[START OF SUPPLIED ENTRIES]
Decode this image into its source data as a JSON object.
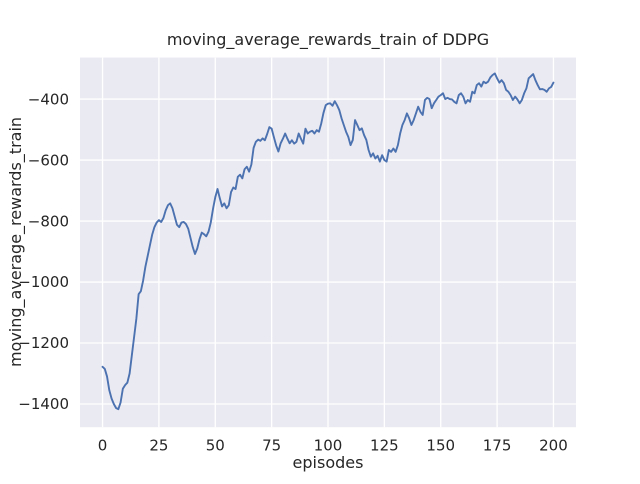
{
  "figure": {
    "background": "#ffffff"
  },
  "chart_data": {
    "type": "line",
    "title": "moving_average_rewards_train of DDPG",
    "xlabel": "episodes",
    "ylabel": "moving_average_rewards_train",
    "x_ticks": [
      0,
      25,
      50,
      75,
      100,
      125,
      150,
      175,
      200
    ],
    "y_ticks": [
      -400,
      -600,
      -800,
      -1000,
      -1200,
      -1400
    ],
    "xlim": [
      -10,
      210
    ],
    "ylim": [
      -1476,
      -264
    ],
    "grid": true,
    "legend": false,
    "colors": {
      "line": "#4c72b0",
      "plot_background": "#eaeaf2",
      "grid": "#ffffff",
      "text": "#262626"
    },
    "series": [
      {
        "name": "moving_average_rewards_train",
        "x": [
          0,
          1,
          2,
          3,
          4,
          5,
          6,
          7,
          8,
          9,
          10,
          11,
          12,
          13,
          14,
          15,
          16,
          17,
          18,
          19,
          20,
          21,
          22,
          23,
          24,
          25,
          26,
          27,
          28,
          29,
          30,
          31,
          32,
          33,
          34,
          35,
          36,
          37,
          38,
          39,
          40,
          41,
          42,
          43,
          44,
          45,
          46,
          47,
          48,
          49,
          50,
          51,
          52,
          53,
          54,
          55,
          56,
          57,
          58,
          59,
          60,
          61,
          62,
          63,
          64,
          65,
          66,
          67,
          68,
          69,
          70,
          71,
          72,
          73,
          74,
          75,
          76,
          77,
          78,
          79,
          80,
          81,
          82,
          83,
          84,
          85,
          86,
          87,
          88,
          89,
          90,
          91,
          92,
          93,
          94,
          95,
          96,
          97,
          98,
          99,
          100,
          101,
          102,
          103,
          104,
          105,
          106,
          107,
          108,
          109,
          110,
          111,
          112,
          113,
          114,
          115,
          116,
          117,
          118,
          119,
          120,
          121,
          122,
          123,
          124,
          125,
          126,
          127,
          128,
          129,
          130,
          131,
          132,
          133,
          134,
          135,
          136,
          137,
          138,
          139,
          140,
          141,
          142,
          143,
          144,
          145,
          146,
          147,
          148,
          149,
          150,
          151,
          152,
          153,
          154,
          155,
          156,
          157,
          158,
          159,
          160,
          161,
          162,
          163,
          164,
          165,
          166,
          167,
          168,
          169,
          170,
          171,
          172,
          173,
          174,
          175,
          176,
          177,
          178,
          179,
          180,
          181,
          182,
          183,
          184,
          185,
          186,
          187,
          188,
          189,
          190,
          191,
          192,
          193,
          194,
          195,
          196,
          197,
          198,
          199,
          200
        ],
        "y": [
          -1278,
          -1285,
          -1310,
          -1355,
          -1382,
          -1400,
          -1413,
          -1417,
          -1395,
          -1350,
          -1338,
          -1330,
          -1300,
          -1240,
          -1180,
          -1120,
          -1040,
          -1030,
          -995,
          -950,
          -915,
          -880,
          -845,
          -820,
          -805,
          -797,
          -803,
          -790,
          -765,
          -748,
          -742,
          -758,
          -785,
          -812,
          -820,
          -805,
          -803,
          -810,
          -825,
          -855,
          -885,
          -908,
          -890,
          -860,
          -838,
          -843,
          -850,
          -835,
          -805,
          -760,
          -722,
          -695,
          -725,
          -752,
          -742,
          -758,
          -748,
          -705,
          -690,
          -695,
          -655,
          -648,
          -660,
          -630,
          -622,
          -638,
          -615,
          -560,
          -540,
          -533,
          -537,
          -529,
          -535,
          -515,
          -492,
          -497,
          -525,
          -552,
          -572,
          -545,
          -530,
          -513,
          -530,
          -545,
          -535,
          -546,
          -540,
          -513,
          -530,
          -546,
          -497,
          -513,
          -507,
          -504,
          -513,
          -502,
          -507,
          -480,
          -445,
          -420,
          -415,
          -414,
          -422,
          -407,
          -420,
          -436,
          -463,
          -485,
          -507,
          -524,
          -551,
          -534,
          -469,
          -485,
          -502,
          -496,
          -518,
          -534,
          -567,
          -589,
          -578,
          -595,
          -586,
          -605,
          -584,
          -600,
          -605,
          -567,
          -573,
          -562,
          -573,
          -551,
          -513,
          -485,
          -469,
          -447,
          -463,
          -485,
          -469,
          -447,
          -425,
          -442,
          -452,
          -403,
          -396,
          -400,
          -430,
          -414,
          -403,
          -392,
          -387,
          -381,
          -400,
          -396,
          -400,
          -401,
          -409,
          -414,
          -387,
          -381,
          -392,
          -414,
          -403,
          -409,
          -376,
          -381,
          -354,
          -348,
          -359,
          -343,
          -348,
          -343,
          -329,
          -321,
          -316,
          -332,
          -346,
          -338,
          -348,
          -370,
          -376,
          -387,
          -403,
          -392,
          -401,
          -414,
          -403,
          -381,
          -365,
          -332,
          -325,
          -318,
          -338,
          -354,
          -368,
          -367,
          -370,
          -376,
          -365,
          -360,
          -346
        ]
      }
    ]
  }
}
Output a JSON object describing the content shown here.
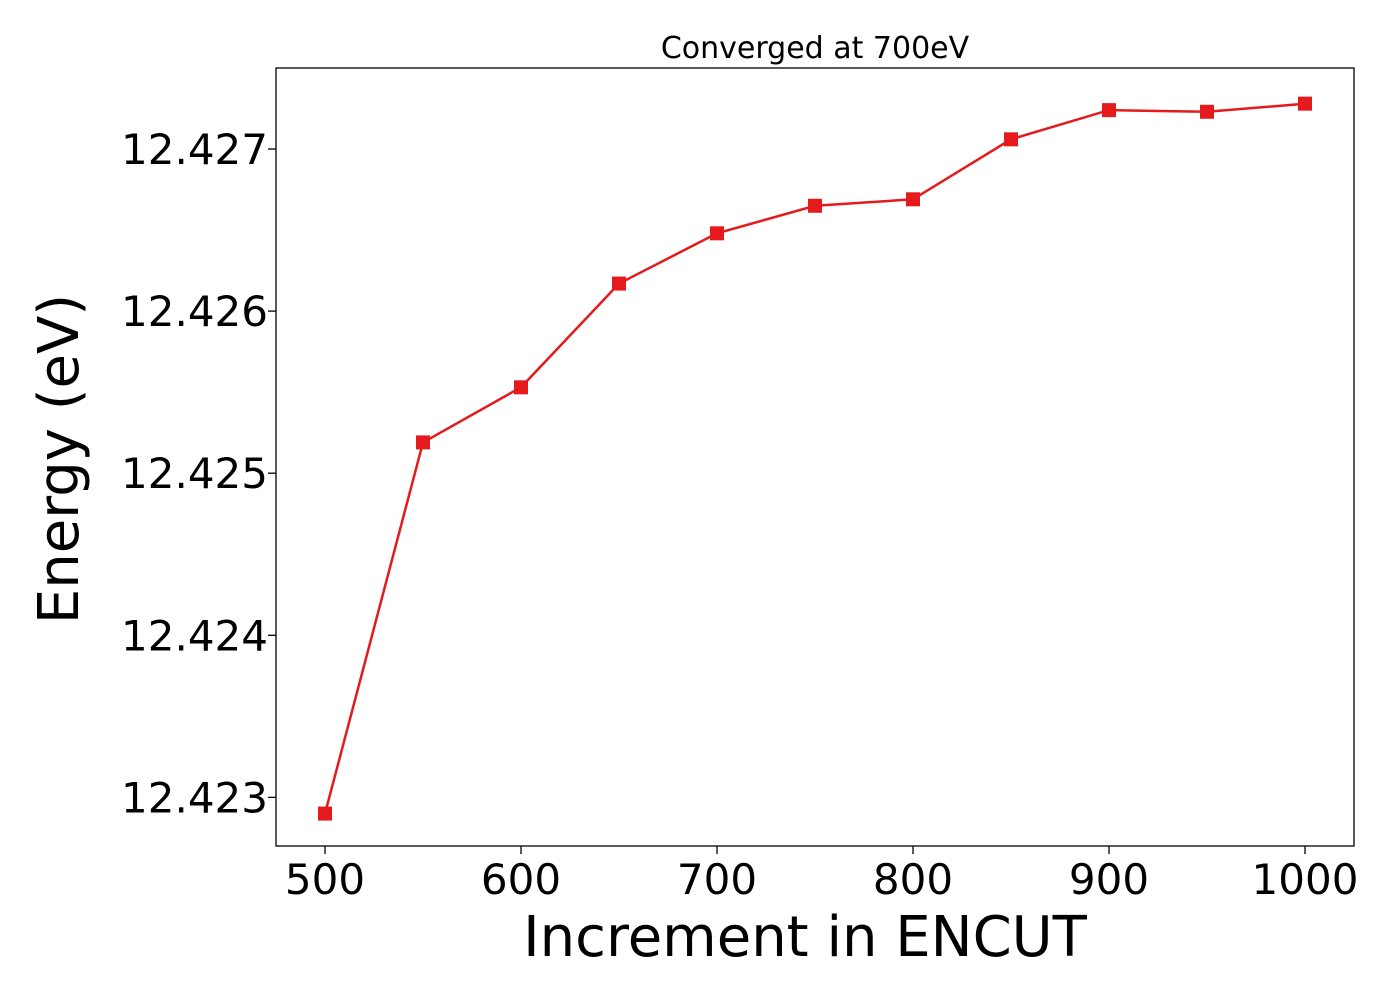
{
  "chart_data": {
    "type": "line",
    "title": "Converged at 700eV",
    "xlabel": "Increment in ENCUT",
    "ylabel": "Energy (eV)",
    "xlim": [
      475,
      1025
    ],
    "ylim": [
      12.4227,
      12.4275
    ],
    "x_ticks": [
      500,
      600,
      700,
      800,
      900,
      1000
    ],
    "x_tick_labels": [
      "500",
      "600",
      "700",
      "800",
      "900",
      "1000"
    ],
    "y_ticks": [
      12.423,
      12.424,
      12.425,
      12.426,
      12.427
    ],
    "y_tick_labels": [
      "12.423",
      "12.424",
      "12.425",
      "12.426",
      "12.427"
    ],
    "grid": false,
    "series": [
      {
        "color": "#e41a1c",
        "marker": "square",
        "x": [
          500,
          550,
          600,
          650,
          700,
          750,
          800,
          850,
          900,
          950,
          1000
        ],
        "y": [
          12.4229,
          12.42519,
          12.42553,
          12.42617,
          12.42648,
          12.42665,
          12.42669,
          12.42706,
          12.42724,
          12.42723,
          12.42728
        ]
      }
    ]
  }
}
[END OF SUPPLIED ENTRIES]
**EXERCISE PROMPT**
Leave out the pictures and repeat everything else in the records exactly.

**THE SOLUTION**
Decode this image into its source data as a JSON object.
{
  "figure": {
    "background": "#ffffff"
  },
  "chart_data": {
    "type": "line",
    "title": "moving_average_rewards_train of DDPG",
    "xlabel": "episodes",
    "ylabel": "moving_average_rewards_train",
    "x_ticks": [
      0,
      25,
      50,
      75,
      100,
      125,
      150,
      175,
      200
    ],
    "y_ticks": [
      -400,
      -600,
      -800,
      -1000,
      -1200,
      -1400
    ],
    "xlim": [
      -10,
      210
    ],
    "ylim": [
      -1476,
      -264
    ],
    "grid": true,
    "legend": false,
    "colors": {
      "line": "#4c72b0",
      "plot_background": "#eaeaf2",
      "grid": "#ffffff",
      "text": "#262626"
    },
    "series": [
      {
        "name": "moving_average_rewards_train",
        "x": [
          0,
          1,
          2,
          3,
          4,
          5,
          6,
          7,
          8,
          9,
          10,
          11,
          12,
          13,
          14,
          15,
          16,
          17,
          18,
          19,
          20,
          21,
          22,
          23,
          24,
          25,
          26,
          27,
          28,
          29,
          30,
          31,
          32,
          33,
          34,
          35,
          36,
          37,
          38,
          39,
          40,
          41,
          42,
          43,
          44,
          45,
          46,
          47,
          48,
          49,
          50,
          51,
          52,
          53,
          54,
          55,
          56,
          57,
          58,
          59,
          60,
          61,
          62,
          63,
          64,
          65,
          66,
          67,
          68,
          69,
          70,
          71,
          72,
          73,
          74,
          75,
          76,
          77,
          78,
          79,
          80,
          81,
          82,
          83,
          84,
          85,
          86,
          87,
          88,
          89,
          90,
          91,
          92,
          93,
          94,
          95,
          96,
          97,
          98,
          99,
          100,
          101,
          102,
          103,
          104,
          105,
          106,
          107,
          108,
          109,
          110,
          111,
          112,
          113,
          114,
          115,
          116,
          117,
          118,
          119,
          120,
          121,
          122,
          123,
          124,
          125,
          126,
          127,
          128,
          129,
          130,
          131,
          132,
          133,
          134,
          135,
          136,
          137,
          138,
          139,
          140,
          141,
          142,
          143,
          144,
          145,
          146,
          147,
          148,
          149,
          150,
          151,
          152,
          153,
          154,
          155,
          156,
          157,
          158,
          159,
          160,
          161,
          162,
          163,
          164,
          165,
          166,
          167,
          168,
          169,
          170,
          171,
          172,
          173,
          174,
          175,
          176,
          177,
          178,
          179,
          180,
          181,
          182,
          183,
          184,
          185,
          186,
          187,
          188,
          189,
          190,
          191,
          192,
          193,
          194,
          195,
          196,
          197,
          198,
          199,
          200
        ],
        "y": [
          -1278,
          -1285,
          -1310,
          -1355,
          -1382,
          -1400,
          -1413,
          -1417,
          -1395,
          -1350,
          -1338,
          -1330,
          -1300,
          -1240,
          -1180,
          -1120,
          -1040,
          -1030,
          -995,
          -950,
          -915,
          -880,
          -845,
          -820,
          -805,
          -797,
          -803,
          -790,
          -765,
          -748,
          -742,
          -758,
          -785,
          -812,
          -820,
          -805,
          -803,
          -810,
          -825,
          -855,
          -885,
          -908,
          -890,
          -860,
          -838,
          -843,
          -850,
          -835,
          -805,
          -760,
          -722,
          -695,
          -725,
          -752,
          -742,
          -758,
          -748,
          -705,
          -690,
          -695,
          -655,
          -648,
          -660,
          -630,
          -622,
          -638,
          -615,
          -560,
          -540,
          -533,
          -537,
          -529,
          -535,
          -515,
          -492,
          -497,
          -525,
          -552,
          -572,
          -545,
          -530,
          -513,
          -530,
          -545,
          -535,
          -546,
          -540,
          -513,
          -530,
          -546,
          -497,
          -513,
          -507,
          -504,
          -513,
          -502,
          -507,
          -480,
          -445,
          -420,
          -415,
          -414,
          -422,
          -407,
          -420,
          -436,
          -463,
          -485,
          -507,
          -524,
          -551,
          -534,
          -469,
          -485,
          -502,
          -496,
          -518,
          -534,
          -567,
          -589,
          -578,
          -595,
          -586,
          -605,
          -584,
          -600,
          -605,
          -567,
          -573,
          -562,
          -573,
          -551,
          -513,
          -485,
          -469,
          -447,
          -463,
          -485,
          -469,
          -447,
          -425,
          -442,
          -452,
          -403,
          -396,
          -400,
          -430,
          -414,
          -403,
          -392,
          -387,
          -381,
          -400,
          -396,
          -400,
          -401,
          -409,
          -414,
          -387,
          -381,
          -392,
          -414,
          -403,
          -409,
          -376,
          -381,
          -354,
          -348,
          -359,
          -343,
          -348,
          -343,
          -329,
          -321,
          -316,
          -332,
          -346,
          -338,
          -348,
          -370,
          -376,
          -387,
          -403,
          -392,
          -401,
          -414,
          -403,
          -381,
          -365,
          -332,
          -325,
          -318,
          -338,
          -354,
          -368,
          -367,
          -370,
          -376,
          -365,
          -360,
          -346
        ]
      }
    ]
  }
}
Output a JSON object describing the content shown here.
{
  "chart_data": {
    "type": "line",
    "title": "Converged at 700eV",
    "xlabel": "Increment in ENCUT",
    "ylabel": "Energy (eV)",
    "xlim": [
      475,
      1025
    ],
    "ylim": [
      12.4227,
      12.4275
    ],
    "x_ticks": [
      500,
      600,
      700,
      800,
      900,
      1000
    ],
    "x_tick_labels": [
      "500",
      "600",
      "700",
      "800",
      "900",
      "1000"
    ],
    "y_ticks": [
      12.423,
      12.424,
      12.425,
      12.426,
      12.427
    ],
    "y_tick_labels": [
      "12.423",
      "12.424",
      "12.425",
      "12.426",
      "12.427"
    ],
    "grid": false,
    "series": [
      {
        "color": "#e41a1c",
        "marker": "square",
        "x": [
          500,
          550,
          600,
          650,
          700,
          750,
          800,
          850,
          900,
          950,
          1000
        ],
        "y": [
          12.4229,
          12.42519,
          12.42553,
          12.42617,
          12.42648,
          12.42665,
          12.42669,
          12.42706,
          12.42724,
          12.42723,
          12.42728
        ]
      }
    ]
  }
}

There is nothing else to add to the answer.